━━━ RECORDS PROVIDED

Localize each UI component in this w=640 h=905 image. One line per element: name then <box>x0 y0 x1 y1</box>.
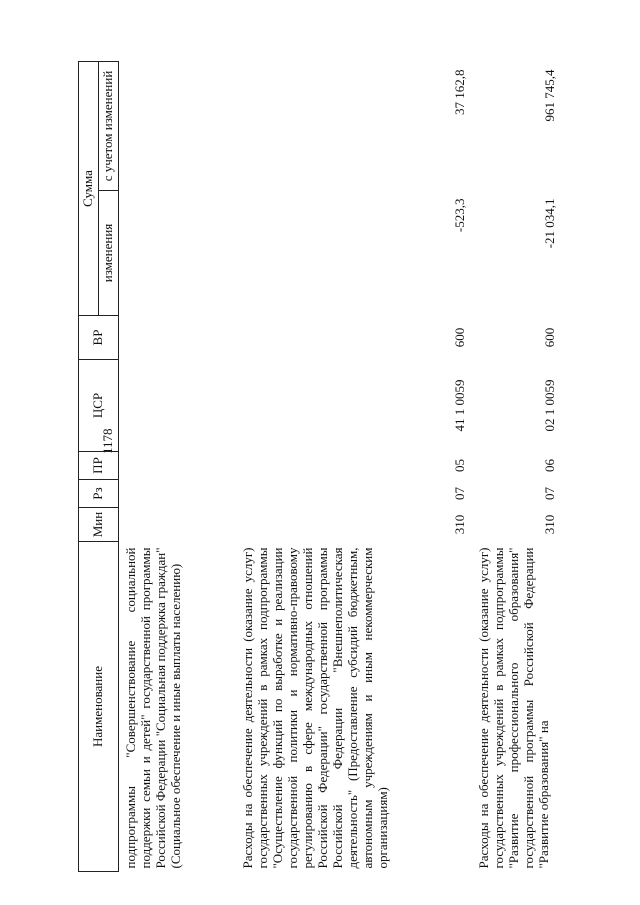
row-change: -21 034,1 <box>542 198 558 249</box>
row-rz <box>118 480 236 508</box>
page-number: 1178 <box>100 428 115 454</box>
header-change: изменения <box>98 191 118 316</box>
table-row <box>118 62 236 872</box>
row-min: 310 <box>542 514 558 535</box>
row-rz: 07 <box>542 487 558 500</box>
row-name: Расходы на обеспечение деятельности (оказание услуг) государственных учреждений в рамках подпрограммы "Развитие профессионального образования" государственной программы Российской Федерации "Развитие образования" на <box>476 547 552 869</box>
header-sum: Сумма <box>79 62 99 316</box>
header-csr: ЦСР <box>79 360 119 452</box>
header-vr: ВР <box>79 316 119 360</box>
budget-table <box>78 61 562 872</box>
row-name: Расходы на обеспечение деятельности (оказание услуг) государственных учреждений в рамках подпрограммы "Осуществление функций по выработке и реализации государственной политики и нормативно-правовому регулированию в сфере международных отношений Российской Федерации" государственной программы Российской Федерации "Внешнеполитическая деятельность" (Предоставление субсидий бюджетным, автономным учреждениям и иным некоммерческим организациям) <box>240 547 391 869</box>
row-min: 310 <box>452 514 468 535</box>
row-csr <box>118 360 236 452</box>
row-min <box>118 508 236 542</box>
row-pr <box>118 452 236 480</box>
row-csr: 41 1 0059 <box>452 379 468 432</box>
row-change: -523,3 <box>452 198 468 233</box>
table-row <box>472 62 562 872</box>
row-pr: 06 <box>542 459 558 472</box>
row-vr <box>118 316 236 360</box>
header-min: Мин <box>79 508 119 542</box>
header-pr: ПР <box>79 452 119 480</box>
row-vr: 600 <box>542 327 558 348</box>
row-total <box>118 62 236 191</box>
table-row <box>236 62 472 872</box>
row-total: 37 162,8 <box>452 69 468 115</box>
header-with-change: с учетом изменений <box>98 62 118 191</box>
row-pr: 05 <box>452 459 468 472</box>
row-total: 961 745,4 <box>542 69 558 122</box>
row-rz: 07 <box>452 487 468 500</box>
row-csr: 02 1 0059 <box>542 379 558 432</box>
row-change <box>118 191 236 316</box>
header-name: Наименование <box>79 542 119 872</box>
header-rz: Рз <box>79 480 119 508</box>
row-name: подпрограммы "Совершенствование социальной поддержки семьи и детей" государственной программы Российской Федерации "Социальная поддержка граждан" (Социальное обеспечение и иные выплаты населению) <box>122 547 183 869</box>
row-vr: 600 <box>452 327 468 348</box>
budget-table-rotated <box>78 62 558 872</box>
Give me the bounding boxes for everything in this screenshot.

━━━━━━

## [YOUR INSTRUCTIONS]
Copy the listing above line for line, changing nothing, but leave out the picture.

## [WRITTEN RESPONSE]
Localize each UI component in this w=640 h=905 image. One line per element: name then <box>x0 y0 x1 y1</box>.
row-change: -21 034,1 <box>542 198 558 249</box>
row-rz <box>118 480 236 508</box>
page-number: 1178 <box>100 428 115 454</box>
header-change: изменения <box>98 191 118 316</box>
table-row <box>118 62 236 872</box>
row-min: 310 <box>542 514 558 535</box>
row-rz: 07 <box>542 487 558 500</box>
row-name: Расходы на обеспечение деятельности (оказание услуг) государственных учреждений в рамках подпрограммы "Развитие профессионального образования" государственной программы Российской Федерации "Развитие образования" на <box>476 547 552 869</box>
header-sum: Сумма <box>79 62 99 316</box>
header-csr: ЦСР <box>79 360 119 452</box>
header-vr: ВР <box>79 316 119 360</box>
budget-table <box>78 61 562 872</box>
row-name: Расходы на обеспечение деятельности (оказание услуг) государственных учреждений в рамках подпрограммы "Осуществление функций по выработке и реализации государственной политики и нормативно-правовому регулированию в сфере международных отношений Российской Федерации" государственной программы Российской Федерации "Внешнеполитическая деятельность" (Предоставление субсидий бюджетным, автономным учреждениям и иным некоммерческим организациям) <box>240 547 391 869</box>
row-min: 310 <box>452 514 468 535</box>
row-csr <box>118 360 236 452</box>
row-min <box>118 508 236 542</box>
row-pr <box>118 452 236 480</box>
row-csr: 41 1 0059 <box>452 379 468 432</box>
row-change: -523,3 <box>452 198 468 233</box>
table-row <box>472 62 562 872</box>
row-pr: 06 <box>542 459 558 472</box>
row-vr <box>118 316 236 360</box>
header-min: Мин <box>79 508 119 542</box>
header-pr: ПР <box>79 452 119 480</box>
row-vr: 600 <box>542 327 558 348</box>
row-total <box>118 62 236 191</box>
table-row <box>236 62 472 872</box>
row-total: 37 162,8 <box>452 69 468 115</box>
header-with-change: с учетом изменений <box>98 62 118 191</box>
row-pr: 05 <box>452 459 468 472</box>
row-total: 961 745,4 <box>542 69 558 122</box>
row-rz: 07 <box>452 487 468 500</box>
row-csr: 02 1 0059 <box>542 379 558 432</box>
row-change <box>118 191 236 316</box>
header-name: Наименование <box>79 542 119 872</box>
header-rz: Рз <box>79 480 119 508</box>
row-name: подпрограммы "Совершенствование социальной поддержки семьи и детей" государственной программы Российской Федерации "Социальная поддержка граждан" (Социальное обеспечение и иные выплаты населению) <box>122 547 183 869</box>
row-vr: 600 <box>452 327 468 348</box>
budget-table-rotated <box>78 62 558 872</box>
Give me the bounding boxes for everything in this screenshot.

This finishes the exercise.